_Short problem:_
Below are the records; pull every line that includes "分母的最小公倍数是".

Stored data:
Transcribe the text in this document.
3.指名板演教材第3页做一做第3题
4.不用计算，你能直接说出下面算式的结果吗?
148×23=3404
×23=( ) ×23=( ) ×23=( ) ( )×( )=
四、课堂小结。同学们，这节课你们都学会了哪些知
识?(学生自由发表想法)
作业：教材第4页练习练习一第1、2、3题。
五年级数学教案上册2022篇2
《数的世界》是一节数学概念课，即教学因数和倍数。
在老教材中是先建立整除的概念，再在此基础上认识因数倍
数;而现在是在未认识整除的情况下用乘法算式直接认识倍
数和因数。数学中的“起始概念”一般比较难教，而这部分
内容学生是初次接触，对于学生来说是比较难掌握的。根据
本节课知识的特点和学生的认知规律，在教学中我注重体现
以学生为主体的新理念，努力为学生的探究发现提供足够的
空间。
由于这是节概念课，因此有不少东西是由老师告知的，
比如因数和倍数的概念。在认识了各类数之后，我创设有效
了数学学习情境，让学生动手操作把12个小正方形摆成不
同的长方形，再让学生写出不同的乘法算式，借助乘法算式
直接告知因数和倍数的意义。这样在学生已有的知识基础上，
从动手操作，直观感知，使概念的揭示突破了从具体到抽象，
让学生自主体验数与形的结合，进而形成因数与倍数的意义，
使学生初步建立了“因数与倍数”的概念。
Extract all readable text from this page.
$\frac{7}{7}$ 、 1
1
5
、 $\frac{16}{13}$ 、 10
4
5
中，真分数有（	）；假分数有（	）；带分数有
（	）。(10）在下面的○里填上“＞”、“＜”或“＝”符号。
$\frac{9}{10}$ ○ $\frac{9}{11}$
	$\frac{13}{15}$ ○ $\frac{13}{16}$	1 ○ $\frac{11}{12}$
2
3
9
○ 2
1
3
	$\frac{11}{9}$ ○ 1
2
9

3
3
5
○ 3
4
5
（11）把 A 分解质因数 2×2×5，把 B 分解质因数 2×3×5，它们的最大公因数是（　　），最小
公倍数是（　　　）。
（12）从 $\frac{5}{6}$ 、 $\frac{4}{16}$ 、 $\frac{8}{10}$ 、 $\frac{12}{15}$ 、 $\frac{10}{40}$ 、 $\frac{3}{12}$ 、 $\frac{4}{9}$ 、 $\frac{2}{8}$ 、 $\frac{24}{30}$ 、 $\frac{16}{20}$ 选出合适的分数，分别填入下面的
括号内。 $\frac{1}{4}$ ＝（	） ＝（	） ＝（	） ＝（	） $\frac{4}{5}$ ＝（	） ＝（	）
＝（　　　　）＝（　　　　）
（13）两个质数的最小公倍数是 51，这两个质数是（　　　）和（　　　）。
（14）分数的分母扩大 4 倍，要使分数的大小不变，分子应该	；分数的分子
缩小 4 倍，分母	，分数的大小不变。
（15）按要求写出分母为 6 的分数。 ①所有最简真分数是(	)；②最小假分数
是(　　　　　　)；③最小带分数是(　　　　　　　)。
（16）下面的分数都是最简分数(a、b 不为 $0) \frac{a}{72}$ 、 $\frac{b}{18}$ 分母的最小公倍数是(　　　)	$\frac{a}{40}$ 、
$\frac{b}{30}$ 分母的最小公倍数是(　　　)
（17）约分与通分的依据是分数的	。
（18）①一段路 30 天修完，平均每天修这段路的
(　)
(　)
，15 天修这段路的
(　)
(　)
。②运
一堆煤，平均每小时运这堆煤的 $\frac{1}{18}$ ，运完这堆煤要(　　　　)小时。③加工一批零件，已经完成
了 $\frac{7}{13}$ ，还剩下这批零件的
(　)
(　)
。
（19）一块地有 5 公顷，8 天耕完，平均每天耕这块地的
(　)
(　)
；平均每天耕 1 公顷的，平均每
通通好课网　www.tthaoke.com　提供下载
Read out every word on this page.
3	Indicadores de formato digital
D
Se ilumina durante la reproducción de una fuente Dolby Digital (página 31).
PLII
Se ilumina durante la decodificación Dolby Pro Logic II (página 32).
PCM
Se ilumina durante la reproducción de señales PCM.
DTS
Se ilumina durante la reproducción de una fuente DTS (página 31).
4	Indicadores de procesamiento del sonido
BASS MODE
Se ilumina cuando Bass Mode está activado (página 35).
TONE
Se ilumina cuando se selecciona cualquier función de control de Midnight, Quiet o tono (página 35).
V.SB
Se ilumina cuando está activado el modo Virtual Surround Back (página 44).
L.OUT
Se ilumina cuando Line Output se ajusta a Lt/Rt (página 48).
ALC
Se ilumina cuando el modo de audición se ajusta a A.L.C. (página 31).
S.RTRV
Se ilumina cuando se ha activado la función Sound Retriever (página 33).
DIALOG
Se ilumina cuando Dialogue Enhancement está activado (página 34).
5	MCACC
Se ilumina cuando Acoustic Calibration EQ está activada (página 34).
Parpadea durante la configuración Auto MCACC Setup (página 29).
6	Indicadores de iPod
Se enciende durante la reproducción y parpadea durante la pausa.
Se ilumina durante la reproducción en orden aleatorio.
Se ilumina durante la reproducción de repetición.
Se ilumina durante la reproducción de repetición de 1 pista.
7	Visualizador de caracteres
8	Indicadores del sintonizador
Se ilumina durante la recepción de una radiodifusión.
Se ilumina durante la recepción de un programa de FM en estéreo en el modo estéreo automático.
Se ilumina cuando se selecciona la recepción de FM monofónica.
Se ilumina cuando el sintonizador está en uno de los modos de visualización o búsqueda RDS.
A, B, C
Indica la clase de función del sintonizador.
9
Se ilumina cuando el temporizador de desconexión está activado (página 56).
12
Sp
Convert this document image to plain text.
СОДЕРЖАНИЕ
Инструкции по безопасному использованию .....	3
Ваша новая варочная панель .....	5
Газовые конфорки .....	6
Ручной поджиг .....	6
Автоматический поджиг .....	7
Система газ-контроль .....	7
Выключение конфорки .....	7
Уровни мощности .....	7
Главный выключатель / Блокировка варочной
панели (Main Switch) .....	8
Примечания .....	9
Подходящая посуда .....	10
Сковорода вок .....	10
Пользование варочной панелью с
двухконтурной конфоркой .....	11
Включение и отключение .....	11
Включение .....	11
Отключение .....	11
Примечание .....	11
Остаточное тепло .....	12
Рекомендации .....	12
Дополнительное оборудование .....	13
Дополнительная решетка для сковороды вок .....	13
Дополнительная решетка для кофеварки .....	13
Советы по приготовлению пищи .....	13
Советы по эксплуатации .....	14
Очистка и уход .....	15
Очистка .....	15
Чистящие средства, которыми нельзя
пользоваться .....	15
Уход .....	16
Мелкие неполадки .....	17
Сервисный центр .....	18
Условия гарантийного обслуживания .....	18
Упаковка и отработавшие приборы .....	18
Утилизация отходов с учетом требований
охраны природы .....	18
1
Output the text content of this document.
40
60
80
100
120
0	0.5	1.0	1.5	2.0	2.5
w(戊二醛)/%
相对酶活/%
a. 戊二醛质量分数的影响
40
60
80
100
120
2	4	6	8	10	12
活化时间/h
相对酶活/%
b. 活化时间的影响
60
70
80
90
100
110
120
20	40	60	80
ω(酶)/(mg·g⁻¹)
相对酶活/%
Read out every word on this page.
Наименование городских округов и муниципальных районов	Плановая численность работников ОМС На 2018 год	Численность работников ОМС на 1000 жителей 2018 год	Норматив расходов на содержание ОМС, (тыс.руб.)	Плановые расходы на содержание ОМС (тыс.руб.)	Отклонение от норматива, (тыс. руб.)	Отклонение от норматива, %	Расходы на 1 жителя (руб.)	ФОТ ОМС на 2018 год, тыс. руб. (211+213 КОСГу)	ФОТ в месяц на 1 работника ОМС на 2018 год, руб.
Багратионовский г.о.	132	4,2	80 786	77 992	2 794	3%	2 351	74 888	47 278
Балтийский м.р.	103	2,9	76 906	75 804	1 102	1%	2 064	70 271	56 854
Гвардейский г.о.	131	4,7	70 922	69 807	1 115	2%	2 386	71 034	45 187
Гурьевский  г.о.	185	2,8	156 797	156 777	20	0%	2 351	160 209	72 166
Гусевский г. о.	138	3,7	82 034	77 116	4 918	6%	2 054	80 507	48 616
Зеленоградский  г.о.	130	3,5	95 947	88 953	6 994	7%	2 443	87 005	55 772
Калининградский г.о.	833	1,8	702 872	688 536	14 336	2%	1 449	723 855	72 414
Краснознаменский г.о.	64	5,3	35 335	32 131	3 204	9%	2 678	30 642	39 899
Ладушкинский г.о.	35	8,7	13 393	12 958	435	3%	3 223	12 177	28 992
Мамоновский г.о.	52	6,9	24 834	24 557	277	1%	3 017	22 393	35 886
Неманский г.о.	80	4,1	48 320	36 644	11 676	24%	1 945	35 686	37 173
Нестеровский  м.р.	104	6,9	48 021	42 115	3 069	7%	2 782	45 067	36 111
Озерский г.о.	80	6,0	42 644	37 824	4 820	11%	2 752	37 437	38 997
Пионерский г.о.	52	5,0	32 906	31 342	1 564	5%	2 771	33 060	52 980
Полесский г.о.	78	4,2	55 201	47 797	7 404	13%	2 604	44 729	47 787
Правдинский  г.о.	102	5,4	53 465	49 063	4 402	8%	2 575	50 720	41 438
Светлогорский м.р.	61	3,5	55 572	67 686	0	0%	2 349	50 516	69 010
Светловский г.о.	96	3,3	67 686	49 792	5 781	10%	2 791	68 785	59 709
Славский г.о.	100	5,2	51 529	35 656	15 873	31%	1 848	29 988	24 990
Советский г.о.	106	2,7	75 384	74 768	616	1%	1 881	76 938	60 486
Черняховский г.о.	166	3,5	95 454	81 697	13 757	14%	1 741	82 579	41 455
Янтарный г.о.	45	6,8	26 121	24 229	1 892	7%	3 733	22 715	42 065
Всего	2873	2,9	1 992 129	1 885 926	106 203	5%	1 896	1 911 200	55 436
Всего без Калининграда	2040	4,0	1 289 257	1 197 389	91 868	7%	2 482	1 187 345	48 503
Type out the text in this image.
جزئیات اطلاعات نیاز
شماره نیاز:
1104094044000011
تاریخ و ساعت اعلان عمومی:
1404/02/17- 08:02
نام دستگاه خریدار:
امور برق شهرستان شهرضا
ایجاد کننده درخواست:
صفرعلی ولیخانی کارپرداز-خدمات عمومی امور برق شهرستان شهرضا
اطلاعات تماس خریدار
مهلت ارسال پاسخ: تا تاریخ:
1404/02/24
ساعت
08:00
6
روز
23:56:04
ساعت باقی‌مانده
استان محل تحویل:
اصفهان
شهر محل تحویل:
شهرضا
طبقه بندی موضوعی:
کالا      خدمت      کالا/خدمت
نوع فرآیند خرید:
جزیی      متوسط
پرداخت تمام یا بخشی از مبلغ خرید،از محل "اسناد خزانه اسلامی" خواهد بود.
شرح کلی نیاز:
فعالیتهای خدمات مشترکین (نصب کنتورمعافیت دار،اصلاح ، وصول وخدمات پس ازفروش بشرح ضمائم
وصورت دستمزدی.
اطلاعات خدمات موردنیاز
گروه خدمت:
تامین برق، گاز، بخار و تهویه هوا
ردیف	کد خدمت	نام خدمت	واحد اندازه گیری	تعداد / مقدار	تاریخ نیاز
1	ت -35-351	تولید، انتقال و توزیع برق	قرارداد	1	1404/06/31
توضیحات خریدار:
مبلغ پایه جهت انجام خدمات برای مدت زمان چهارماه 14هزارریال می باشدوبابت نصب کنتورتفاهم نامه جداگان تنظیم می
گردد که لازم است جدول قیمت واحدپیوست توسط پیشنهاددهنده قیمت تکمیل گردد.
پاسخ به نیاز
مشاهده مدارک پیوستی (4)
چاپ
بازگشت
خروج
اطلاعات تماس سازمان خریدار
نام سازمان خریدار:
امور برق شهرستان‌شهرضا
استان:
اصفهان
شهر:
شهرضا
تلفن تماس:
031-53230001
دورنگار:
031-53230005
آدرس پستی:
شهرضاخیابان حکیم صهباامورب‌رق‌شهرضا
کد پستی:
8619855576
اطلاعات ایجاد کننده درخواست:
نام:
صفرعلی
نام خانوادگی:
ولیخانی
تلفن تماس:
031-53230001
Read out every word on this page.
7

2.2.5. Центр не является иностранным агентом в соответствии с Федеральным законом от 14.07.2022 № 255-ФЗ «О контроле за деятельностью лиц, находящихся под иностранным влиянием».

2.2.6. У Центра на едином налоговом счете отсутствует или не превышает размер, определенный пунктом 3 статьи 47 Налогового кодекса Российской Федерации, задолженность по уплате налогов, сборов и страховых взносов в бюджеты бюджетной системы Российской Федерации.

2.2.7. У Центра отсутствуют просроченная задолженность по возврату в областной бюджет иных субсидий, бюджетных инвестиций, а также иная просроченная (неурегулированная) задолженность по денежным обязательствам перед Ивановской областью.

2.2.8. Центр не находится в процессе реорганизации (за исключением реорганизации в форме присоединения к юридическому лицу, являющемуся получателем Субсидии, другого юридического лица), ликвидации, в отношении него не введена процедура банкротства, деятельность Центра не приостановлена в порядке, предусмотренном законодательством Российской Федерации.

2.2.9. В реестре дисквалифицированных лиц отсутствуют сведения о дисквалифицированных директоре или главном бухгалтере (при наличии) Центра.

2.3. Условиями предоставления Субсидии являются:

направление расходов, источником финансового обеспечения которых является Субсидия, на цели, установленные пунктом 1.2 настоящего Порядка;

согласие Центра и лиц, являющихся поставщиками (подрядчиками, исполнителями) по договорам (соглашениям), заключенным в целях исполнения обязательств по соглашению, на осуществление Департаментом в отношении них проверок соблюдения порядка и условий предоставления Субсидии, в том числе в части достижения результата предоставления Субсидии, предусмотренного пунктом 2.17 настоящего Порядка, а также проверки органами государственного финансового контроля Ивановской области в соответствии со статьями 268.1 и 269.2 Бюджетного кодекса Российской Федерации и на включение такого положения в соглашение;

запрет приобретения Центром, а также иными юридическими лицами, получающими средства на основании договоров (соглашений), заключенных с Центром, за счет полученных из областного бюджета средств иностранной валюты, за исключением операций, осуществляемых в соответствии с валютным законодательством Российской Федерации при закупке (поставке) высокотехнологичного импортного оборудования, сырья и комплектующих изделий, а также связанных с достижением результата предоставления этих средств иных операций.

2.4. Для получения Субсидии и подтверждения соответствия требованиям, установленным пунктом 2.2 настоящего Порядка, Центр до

_Output of the task:_
（16）下面的分数都是最简分数(a、b 不为 $0) \frac{a}{72}$ 、 $\frac{b}{18}$ 分母的最小公倍数是(　　　)	$\frac{a}{40}$ 、
$\frac{b}{30}$ 分母的最小公倍数是(　　　)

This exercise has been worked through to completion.